## Start Extracted records

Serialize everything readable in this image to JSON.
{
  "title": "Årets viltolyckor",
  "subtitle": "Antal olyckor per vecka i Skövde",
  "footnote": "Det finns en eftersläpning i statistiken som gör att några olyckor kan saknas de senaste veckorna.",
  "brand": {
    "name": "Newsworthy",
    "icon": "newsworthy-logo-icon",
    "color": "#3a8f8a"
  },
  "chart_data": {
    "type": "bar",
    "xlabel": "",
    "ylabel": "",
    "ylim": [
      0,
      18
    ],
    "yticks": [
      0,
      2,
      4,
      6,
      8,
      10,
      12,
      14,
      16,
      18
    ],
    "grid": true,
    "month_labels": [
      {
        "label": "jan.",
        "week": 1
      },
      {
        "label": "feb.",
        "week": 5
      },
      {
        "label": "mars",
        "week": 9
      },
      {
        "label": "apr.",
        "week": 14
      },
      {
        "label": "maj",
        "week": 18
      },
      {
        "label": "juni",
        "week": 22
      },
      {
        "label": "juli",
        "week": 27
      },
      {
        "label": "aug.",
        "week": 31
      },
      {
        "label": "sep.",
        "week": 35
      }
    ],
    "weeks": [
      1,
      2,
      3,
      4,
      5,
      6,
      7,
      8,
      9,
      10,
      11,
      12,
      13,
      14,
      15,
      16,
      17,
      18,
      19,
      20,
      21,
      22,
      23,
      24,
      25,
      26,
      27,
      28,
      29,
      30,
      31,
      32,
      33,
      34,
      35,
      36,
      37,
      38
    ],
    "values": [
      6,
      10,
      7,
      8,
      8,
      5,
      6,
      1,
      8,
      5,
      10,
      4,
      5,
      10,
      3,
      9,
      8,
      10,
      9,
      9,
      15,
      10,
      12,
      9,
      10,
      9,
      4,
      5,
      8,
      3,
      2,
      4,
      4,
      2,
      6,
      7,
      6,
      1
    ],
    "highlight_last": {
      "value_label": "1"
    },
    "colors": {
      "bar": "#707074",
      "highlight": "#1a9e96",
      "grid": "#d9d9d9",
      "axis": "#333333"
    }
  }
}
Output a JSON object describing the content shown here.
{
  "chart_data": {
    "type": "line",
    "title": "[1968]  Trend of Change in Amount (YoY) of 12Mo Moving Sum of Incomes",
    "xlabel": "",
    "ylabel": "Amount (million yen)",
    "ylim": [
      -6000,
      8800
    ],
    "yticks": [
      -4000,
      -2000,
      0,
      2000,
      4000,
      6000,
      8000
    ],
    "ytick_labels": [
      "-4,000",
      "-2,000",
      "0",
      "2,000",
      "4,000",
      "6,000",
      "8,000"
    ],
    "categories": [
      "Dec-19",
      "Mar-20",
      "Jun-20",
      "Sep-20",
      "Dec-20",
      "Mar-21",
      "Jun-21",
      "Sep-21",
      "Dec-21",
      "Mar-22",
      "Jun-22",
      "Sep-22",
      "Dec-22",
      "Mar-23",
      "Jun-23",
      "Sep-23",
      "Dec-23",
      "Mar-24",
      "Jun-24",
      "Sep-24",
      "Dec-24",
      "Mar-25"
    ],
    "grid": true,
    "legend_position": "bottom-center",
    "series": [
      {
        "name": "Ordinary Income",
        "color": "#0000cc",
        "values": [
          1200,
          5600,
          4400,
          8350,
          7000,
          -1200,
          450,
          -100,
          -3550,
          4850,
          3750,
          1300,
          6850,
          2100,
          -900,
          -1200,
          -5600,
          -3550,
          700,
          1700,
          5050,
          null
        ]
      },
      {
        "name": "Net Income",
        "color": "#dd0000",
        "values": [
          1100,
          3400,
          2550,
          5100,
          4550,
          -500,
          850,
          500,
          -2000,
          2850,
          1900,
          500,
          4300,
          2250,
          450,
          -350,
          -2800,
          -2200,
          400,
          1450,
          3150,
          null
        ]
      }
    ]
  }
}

## End Extracted records
## Start Extracted records

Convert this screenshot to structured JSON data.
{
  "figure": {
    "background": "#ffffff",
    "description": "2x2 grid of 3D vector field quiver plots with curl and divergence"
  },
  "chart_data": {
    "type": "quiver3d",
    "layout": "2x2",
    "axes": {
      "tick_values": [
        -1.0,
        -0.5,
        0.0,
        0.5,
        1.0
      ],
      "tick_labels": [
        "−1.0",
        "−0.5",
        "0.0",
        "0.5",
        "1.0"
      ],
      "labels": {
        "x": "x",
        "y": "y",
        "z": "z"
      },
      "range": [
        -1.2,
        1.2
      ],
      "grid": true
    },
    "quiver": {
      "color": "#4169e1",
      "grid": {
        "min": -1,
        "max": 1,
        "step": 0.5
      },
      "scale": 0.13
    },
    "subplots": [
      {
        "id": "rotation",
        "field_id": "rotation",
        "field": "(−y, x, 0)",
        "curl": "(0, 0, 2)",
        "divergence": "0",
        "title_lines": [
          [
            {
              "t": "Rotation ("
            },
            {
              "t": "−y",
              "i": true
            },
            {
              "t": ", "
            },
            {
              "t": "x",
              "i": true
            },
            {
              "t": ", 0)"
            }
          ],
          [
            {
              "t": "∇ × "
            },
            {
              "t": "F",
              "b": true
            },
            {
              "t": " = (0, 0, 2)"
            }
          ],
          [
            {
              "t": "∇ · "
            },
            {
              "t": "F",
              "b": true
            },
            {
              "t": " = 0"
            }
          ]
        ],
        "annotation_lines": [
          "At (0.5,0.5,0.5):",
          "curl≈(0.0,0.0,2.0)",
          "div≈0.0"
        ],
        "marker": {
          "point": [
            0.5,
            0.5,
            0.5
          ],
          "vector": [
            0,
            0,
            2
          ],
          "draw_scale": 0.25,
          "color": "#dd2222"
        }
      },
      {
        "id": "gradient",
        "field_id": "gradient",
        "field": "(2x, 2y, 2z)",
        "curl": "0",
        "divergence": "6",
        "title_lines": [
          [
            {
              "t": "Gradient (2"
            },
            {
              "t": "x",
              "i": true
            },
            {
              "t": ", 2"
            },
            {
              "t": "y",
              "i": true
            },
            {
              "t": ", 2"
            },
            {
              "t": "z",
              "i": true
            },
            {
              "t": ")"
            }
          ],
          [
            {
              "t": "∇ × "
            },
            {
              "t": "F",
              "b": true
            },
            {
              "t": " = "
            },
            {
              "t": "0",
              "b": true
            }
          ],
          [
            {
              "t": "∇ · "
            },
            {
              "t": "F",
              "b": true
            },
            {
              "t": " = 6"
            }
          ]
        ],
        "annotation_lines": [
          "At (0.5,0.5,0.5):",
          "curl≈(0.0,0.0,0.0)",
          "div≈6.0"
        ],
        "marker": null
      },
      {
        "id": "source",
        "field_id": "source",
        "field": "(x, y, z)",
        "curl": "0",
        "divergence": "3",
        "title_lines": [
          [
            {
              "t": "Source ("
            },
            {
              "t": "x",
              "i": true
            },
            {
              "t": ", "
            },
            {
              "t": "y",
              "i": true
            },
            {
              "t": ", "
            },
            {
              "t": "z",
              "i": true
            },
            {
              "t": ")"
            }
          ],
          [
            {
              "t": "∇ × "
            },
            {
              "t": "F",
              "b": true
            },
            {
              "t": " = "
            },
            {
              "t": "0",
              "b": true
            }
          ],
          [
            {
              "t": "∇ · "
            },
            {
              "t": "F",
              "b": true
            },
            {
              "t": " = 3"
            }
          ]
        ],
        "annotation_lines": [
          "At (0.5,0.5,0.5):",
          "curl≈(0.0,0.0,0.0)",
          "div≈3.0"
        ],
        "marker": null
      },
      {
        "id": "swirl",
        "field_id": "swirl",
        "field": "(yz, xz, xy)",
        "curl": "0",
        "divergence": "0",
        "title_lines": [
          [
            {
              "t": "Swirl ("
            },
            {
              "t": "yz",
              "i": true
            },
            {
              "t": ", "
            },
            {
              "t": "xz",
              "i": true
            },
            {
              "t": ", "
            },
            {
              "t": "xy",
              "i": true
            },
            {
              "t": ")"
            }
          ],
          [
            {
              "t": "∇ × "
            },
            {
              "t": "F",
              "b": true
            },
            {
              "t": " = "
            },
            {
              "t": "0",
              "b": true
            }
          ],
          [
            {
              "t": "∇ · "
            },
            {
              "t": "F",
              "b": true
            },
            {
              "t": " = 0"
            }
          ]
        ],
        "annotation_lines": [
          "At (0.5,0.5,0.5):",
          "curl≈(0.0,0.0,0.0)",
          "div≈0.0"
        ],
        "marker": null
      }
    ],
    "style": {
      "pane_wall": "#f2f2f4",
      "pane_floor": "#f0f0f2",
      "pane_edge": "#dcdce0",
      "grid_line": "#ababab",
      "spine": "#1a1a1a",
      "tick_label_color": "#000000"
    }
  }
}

## End Extracted records
## Start Extracted records

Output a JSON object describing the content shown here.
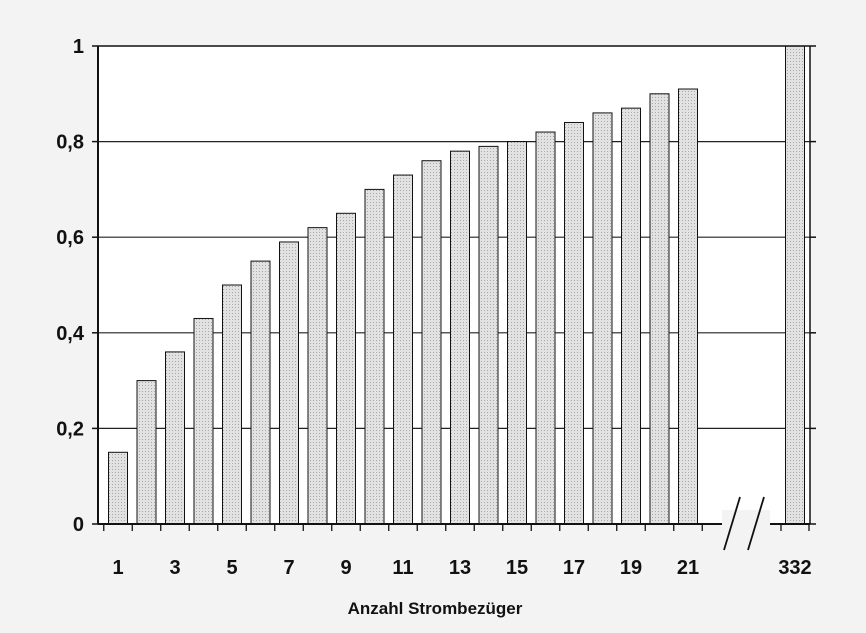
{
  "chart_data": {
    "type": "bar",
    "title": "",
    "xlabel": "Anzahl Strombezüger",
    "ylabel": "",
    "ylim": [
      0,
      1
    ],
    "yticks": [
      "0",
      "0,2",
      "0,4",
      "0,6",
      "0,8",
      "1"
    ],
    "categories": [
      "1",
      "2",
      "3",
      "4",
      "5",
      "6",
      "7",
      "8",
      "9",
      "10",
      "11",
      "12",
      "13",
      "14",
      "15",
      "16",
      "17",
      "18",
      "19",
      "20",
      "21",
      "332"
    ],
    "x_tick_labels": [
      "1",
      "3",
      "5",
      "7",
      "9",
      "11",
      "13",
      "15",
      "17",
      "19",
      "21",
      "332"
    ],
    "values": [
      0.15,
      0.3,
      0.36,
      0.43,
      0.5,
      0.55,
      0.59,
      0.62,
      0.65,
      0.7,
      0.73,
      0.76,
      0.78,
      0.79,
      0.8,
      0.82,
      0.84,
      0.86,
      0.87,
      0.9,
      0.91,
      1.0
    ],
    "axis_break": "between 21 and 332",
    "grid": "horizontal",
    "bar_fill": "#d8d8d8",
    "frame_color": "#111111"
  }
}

## End Extracted records

▶ _Description of the task_
Say only how many lines in the records carry the word "Amount".

▶ _Exercise result_
2